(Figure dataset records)

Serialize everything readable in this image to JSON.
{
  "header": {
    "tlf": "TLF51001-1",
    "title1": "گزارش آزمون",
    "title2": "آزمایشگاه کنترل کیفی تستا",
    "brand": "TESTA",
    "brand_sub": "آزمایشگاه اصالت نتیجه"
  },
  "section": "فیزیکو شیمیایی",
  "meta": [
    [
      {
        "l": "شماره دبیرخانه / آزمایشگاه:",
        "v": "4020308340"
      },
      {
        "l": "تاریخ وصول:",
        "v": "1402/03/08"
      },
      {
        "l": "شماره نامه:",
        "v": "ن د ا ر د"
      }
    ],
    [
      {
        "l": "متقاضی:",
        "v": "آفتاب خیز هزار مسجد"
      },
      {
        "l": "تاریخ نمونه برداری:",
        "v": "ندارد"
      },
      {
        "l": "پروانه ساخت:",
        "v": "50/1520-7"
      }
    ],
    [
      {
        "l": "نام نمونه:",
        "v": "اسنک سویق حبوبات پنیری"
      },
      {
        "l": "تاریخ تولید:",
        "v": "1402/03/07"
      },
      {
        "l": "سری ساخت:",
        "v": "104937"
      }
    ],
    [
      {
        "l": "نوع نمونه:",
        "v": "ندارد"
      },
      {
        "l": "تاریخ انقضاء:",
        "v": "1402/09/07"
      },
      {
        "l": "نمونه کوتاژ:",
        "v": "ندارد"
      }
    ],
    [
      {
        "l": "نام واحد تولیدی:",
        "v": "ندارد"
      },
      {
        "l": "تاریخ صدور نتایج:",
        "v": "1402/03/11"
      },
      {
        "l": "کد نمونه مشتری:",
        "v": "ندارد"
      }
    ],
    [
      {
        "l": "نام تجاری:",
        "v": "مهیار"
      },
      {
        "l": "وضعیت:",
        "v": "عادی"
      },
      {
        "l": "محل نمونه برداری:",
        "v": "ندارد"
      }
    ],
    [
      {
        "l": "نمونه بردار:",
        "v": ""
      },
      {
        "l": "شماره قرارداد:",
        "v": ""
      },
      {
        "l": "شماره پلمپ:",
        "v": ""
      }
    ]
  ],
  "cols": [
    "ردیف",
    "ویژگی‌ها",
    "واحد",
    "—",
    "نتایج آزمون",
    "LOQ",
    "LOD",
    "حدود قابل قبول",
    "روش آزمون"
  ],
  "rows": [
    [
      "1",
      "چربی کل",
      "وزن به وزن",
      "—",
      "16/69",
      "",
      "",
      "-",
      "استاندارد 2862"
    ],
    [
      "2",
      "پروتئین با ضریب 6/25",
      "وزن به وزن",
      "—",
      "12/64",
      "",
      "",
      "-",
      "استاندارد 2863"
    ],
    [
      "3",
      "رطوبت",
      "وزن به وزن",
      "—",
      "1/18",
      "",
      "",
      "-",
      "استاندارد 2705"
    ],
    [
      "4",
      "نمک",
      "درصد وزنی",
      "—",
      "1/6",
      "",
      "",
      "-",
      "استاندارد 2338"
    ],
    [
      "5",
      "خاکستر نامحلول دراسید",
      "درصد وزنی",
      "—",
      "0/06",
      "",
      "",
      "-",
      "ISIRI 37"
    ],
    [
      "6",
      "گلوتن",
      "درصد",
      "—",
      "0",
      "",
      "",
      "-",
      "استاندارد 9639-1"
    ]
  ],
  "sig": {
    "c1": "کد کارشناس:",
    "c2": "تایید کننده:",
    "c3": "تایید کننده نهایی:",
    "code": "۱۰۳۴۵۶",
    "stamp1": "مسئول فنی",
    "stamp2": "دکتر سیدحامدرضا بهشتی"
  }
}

> **STATED GOAL**
Generate an exact reproduction of all entries.

> **TASK RESPONSE**
Serialize everything readable in this image to JSON.
{
  "header": {
    "tlf": "TLF51001-1",
    "title1": "گزارش آزمون",
    "title2": "آزمایشگاه کنترل کیفی تستا",
    "brand": "TESTA",
    "brand_sub": "آزمایشگاه اصالت نتیجه"
  },
  "section": "فیزیکو شیمیایی",
  "meta": [
    [
      {
        "l": "شماره دبیرخانه / آزمایشگاه:",
        "v": "4020308340"
      },
      {
        "l": "تاریخ وصول:",
        "v": "1402/03/08"
      },
      {
        "l": "شماره نامه:",
        "v": "ن د ا ر د"
      }
    ],
    [
      {
        "l": "متقاضی:",
        "v": "آفتاب خیز هزار مسجد"
      },
      {
        "l": "تاریخ نمونه برداری:",
        "v": "ندارد"
      },
      {
        "l": "پروانه ساخت:",
        "v": "50/1520-7"
      }
    ],
    [
      {
        "l": "نام نمونه:",
        "v": "اسنک سویق حبوبات پنیری"
      },
      {
        "l": "تاریخ تولید:",
        "v": "1402/03/07"
      },
      {
        "l": "سری ساخت:",
        "v": "104937"
      }
    ],
    [
      {
        "l": "نوع نمونه:",
        "v": "ندارد"
      },
      {
        "l": "تاریخ انقضاء:",
        "v": "1402/09/07"
      },
      {
        "l": "نمونه کوتاژ:",
        "v": "ندارد"
      }
    ],
    [
      {
        "l": "نام واحد تولیدی:",
        "v": "ندارد"
      },
      {
        "l": "تاریخ صدور نتایج:",
        "v": "1402/03/11"
      },
      {
        "l": "کد نمونه مشتری:",
        "v": "ندارد"
      }
    ],
    [
      {
        "l": "نام تجاری:",
        "v": "مهیار"
      },
      {
        "l": "وضعیت:",
        "v": "عادی"
      },
      {
        "l": "محل نمونه برداری:",
        "v": "ندارد"
      }
    ],
    [
      {
        "l": "نمونه بردار:",
        "v": ""
      },
      {
        "l": "شماره قرارداد:",
        "v": ""
      },
      {
        "l": "شماره پلمپ:",
        "v": ""
      }
    ]
  ],
  "cols": [
    "ردیف",
    "ویژگی‌ها",
    "واحد",
    "—",
    "نتایج آزمون",
    "LOQ",
    "LOD",
    "حدود قابل قبول",
    "روش آزمون"
  ],
  "rows": [
    [
      "1",
      "چربی کل",
      "وزن به وزن",
      "—",
      "16/69",
      "",
      "",
      "-",
      "استاندارد 2862"
    ],
    [
      "2",
      "پروتئین با ضریب 6/25",
      "وزن به وزن",
      "—",
      "12/64",
      "",
      "",
      "-",
      "استاندارد 2863"
    ],
    [
      "3",
      "رطوبت",
      "وزن به وزن",
      "—",
      "1/18",
      "",
      "",
      "-",
      "استاندارد 2705"
    ],
    [
      "4",
      "نمک",
      "درصد وزنی",
      "—",
      "1/6",
      "",
      "",
      "-",
      "استاندارد 2338"
    ],
    [
      "5",
      "خاکستر نامحلول دراسید",
      "درصد وزنی",
      "—",
      "0/06",
      "",
      "",
      "-",
      "ISIRI 37"
    ],
    [
      "6",
      "گلوتن",
      "درصد",
      "—",
      "0",
      "",
      "",
      "-",
      "استاندارد 9639-1"
    ]
  ],
  "sig": {
    "c1": "کد کارشناس:",
    "c2": "تایید کننده:",
    "c3": "تایید کننده نهایی:",
    "code": "۱۰۳۴۵۶",
    "stamp1": "مسئول فنی",
    "stamp2": "دکتر سیدحامدرضا بهشتی"
  }
}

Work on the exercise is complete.